Stated task: Check each line of the records below for the word "Danny" and copy those where it appears.

Records from a dataset:
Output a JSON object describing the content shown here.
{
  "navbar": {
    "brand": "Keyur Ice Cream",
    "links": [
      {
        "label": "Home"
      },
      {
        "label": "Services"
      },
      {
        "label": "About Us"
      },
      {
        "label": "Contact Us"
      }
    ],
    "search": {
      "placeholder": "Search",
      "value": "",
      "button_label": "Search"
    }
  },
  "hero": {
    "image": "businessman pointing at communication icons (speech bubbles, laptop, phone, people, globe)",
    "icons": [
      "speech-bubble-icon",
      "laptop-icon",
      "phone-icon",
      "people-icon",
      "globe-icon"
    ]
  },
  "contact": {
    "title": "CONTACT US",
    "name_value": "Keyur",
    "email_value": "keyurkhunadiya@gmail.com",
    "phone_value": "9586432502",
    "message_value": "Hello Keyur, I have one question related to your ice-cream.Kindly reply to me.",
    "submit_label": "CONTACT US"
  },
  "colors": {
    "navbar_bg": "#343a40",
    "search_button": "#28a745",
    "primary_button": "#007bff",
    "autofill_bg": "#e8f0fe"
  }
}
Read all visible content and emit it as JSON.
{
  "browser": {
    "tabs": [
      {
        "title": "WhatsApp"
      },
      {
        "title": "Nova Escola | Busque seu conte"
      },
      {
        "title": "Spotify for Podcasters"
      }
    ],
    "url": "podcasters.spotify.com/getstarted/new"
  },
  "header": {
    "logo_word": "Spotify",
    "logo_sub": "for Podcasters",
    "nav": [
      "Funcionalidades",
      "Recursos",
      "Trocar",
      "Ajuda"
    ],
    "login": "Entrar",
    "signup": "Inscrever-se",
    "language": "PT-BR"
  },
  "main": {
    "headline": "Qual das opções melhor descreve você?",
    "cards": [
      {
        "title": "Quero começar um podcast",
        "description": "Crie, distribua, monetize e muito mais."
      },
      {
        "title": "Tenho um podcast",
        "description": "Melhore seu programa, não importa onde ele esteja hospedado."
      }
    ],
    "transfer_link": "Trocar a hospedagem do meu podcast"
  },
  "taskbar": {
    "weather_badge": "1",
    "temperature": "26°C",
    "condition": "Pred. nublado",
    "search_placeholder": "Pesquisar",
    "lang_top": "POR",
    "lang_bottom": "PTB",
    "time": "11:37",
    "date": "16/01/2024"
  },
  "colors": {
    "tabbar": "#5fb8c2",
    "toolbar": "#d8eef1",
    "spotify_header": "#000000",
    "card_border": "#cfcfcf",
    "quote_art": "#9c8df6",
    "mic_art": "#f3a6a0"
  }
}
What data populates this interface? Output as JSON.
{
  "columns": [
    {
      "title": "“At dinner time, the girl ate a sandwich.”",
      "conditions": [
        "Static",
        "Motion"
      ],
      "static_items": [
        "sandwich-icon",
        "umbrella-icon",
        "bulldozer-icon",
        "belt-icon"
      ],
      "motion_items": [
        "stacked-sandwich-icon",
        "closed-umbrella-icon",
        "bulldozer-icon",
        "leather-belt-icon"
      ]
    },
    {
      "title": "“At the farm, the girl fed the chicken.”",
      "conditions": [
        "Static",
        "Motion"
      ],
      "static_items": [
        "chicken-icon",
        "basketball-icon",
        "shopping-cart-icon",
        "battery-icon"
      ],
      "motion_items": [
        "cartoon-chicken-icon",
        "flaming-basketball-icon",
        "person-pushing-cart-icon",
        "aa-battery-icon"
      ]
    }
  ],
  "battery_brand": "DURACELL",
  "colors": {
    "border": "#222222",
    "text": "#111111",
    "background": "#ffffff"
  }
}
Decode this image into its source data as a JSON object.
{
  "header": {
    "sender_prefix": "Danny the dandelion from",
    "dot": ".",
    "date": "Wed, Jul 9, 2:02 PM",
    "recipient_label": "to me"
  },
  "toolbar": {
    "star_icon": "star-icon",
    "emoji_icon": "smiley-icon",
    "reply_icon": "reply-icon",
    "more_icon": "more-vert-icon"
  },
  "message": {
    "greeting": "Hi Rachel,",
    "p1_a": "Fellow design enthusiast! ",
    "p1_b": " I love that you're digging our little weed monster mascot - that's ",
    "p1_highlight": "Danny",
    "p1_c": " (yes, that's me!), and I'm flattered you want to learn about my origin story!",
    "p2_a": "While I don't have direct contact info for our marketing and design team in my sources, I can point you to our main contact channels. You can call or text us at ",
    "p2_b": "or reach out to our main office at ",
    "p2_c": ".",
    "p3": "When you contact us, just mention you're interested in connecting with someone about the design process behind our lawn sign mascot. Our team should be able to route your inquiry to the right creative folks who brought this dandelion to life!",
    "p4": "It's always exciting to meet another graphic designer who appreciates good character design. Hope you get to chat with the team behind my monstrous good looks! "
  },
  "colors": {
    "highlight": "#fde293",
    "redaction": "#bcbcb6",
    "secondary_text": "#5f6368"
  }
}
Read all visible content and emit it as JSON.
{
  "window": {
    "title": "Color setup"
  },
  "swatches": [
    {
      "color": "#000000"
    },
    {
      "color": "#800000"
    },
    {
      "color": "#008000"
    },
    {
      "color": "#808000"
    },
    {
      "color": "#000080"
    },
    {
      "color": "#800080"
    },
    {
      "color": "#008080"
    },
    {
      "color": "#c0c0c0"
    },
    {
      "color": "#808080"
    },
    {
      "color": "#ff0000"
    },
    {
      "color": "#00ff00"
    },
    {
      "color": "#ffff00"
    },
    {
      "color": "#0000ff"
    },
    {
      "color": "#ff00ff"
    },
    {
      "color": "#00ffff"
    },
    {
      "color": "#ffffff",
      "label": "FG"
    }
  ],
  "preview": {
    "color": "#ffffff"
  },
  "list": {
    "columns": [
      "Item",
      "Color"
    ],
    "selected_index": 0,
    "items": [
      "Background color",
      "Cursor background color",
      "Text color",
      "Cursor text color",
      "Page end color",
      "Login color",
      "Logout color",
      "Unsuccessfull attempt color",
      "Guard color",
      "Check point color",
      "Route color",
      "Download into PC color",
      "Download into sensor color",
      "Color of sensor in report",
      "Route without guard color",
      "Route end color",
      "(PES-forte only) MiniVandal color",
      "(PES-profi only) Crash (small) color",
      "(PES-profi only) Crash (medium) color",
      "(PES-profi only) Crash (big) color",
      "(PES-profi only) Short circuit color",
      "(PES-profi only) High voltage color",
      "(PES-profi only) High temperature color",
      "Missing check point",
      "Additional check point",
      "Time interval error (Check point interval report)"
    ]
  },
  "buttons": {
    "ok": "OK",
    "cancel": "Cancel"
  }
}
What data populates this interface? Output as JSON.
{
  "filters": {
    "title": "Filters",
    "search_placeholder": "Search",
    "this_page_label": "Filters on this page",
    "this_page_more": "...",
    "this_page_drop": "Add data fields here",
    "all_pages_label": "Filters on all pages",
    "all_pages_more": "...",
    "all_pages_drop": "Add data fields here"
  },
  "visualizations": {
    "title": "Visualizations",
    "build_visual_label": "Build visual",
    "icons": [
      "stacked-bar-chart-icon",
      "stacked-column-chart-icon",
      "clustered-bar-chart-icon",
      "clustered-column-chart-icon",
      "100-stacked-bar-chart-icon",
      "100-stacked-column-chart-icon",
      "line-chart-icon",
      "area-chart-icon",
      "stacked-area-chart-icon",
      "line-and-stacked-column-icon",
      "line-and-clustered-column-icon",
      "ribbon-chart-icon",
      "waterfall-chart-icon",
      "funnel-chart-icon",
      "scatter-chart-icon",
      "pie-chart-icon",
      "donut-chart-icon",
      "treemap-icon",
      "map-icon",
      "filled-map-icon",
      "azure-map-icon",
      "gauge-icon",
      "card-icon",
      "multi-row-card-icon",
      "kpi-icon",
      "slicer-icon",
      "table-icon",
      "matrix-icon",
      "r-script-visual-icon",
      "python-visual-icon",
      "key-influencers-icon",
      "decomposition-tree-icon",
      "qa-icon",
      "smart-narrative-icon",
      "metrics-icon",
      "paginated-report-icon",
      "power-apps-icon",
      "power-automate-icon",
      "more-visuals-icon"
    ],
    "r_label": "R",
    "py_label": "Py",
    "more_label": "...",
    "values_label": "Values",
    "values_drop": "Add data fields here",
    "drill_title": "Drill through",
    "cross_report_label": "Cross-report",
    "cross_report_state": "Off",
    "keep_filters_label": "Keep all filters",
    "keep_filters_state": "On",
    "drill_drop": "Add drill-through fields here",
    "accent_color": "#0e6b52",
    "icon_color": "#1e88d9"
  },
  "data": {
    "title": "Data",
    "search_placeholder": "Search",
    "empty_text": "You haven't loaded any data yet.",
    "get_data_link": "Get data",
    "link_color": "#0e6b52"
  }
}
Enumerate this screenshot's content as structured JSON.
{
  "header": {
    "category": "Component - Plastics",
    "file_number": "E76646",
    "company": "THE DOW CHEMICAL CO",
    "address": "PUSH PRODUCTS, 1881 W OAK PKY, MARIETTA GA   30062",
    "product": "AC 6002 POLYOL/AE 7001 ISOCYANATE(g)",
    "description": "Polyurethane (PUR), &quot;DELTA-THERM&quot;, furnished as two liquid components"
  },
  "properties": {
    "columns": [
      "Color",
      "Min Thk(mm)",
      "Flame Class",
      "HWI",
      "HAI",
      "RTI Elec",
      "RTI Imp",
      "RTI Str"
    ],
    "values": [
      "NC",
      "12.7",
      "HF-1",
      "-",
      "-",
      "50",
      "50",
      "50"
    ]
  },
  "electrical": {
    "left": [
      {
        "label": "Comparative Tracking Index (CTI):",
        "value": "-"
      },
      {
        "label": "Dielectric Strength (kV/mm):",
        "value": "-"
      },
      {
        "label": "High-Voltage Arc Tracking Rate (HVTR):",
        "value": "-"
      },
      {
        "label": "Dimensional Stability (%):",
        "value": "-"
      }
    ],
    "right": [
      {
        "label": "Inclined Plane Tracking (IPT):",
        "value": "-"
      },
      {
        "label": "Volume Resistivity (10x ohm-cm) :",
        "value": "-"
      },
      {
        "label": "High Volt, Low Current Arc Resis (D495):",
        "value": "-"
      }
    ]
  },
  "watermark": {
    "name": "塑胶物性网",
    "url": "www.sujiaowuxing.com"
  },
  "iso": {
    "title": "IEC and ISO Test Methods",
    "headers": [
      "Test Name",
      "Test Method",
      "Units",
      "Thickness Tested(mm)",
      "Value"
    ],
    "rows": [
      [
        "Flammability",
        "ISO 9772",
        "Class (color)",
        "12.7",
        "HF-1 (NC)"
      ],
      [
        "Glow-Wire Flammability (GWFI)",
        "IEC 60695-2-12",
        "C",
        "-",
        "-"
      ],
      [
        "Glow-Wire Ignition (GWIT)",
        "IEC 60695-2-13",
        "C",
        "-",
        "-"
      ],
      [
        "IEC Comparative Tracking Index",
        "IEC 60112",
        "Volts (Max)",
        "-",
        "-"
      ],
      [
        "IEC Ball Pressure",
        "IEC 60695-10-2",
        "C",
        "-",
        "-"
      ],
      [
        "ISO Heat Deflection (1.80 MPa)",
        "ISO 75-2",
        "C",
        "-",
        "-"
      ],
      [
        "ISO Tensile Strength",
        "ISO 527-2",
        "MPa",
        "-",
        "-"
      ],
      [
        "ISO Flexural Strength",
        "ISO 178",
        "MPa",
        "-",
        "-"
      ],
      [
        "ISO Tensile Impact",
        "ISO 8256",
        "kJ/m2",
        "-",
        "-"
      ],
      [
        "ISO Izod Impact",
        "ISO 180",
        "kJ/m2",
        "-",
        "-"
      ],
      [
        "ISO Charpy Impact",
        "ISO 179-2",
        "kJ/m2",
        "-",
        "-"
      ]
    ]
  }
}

Answer for the task:
    "sender_prefix": "Danny the dandelion from",
    "p1_highlight": "Danny",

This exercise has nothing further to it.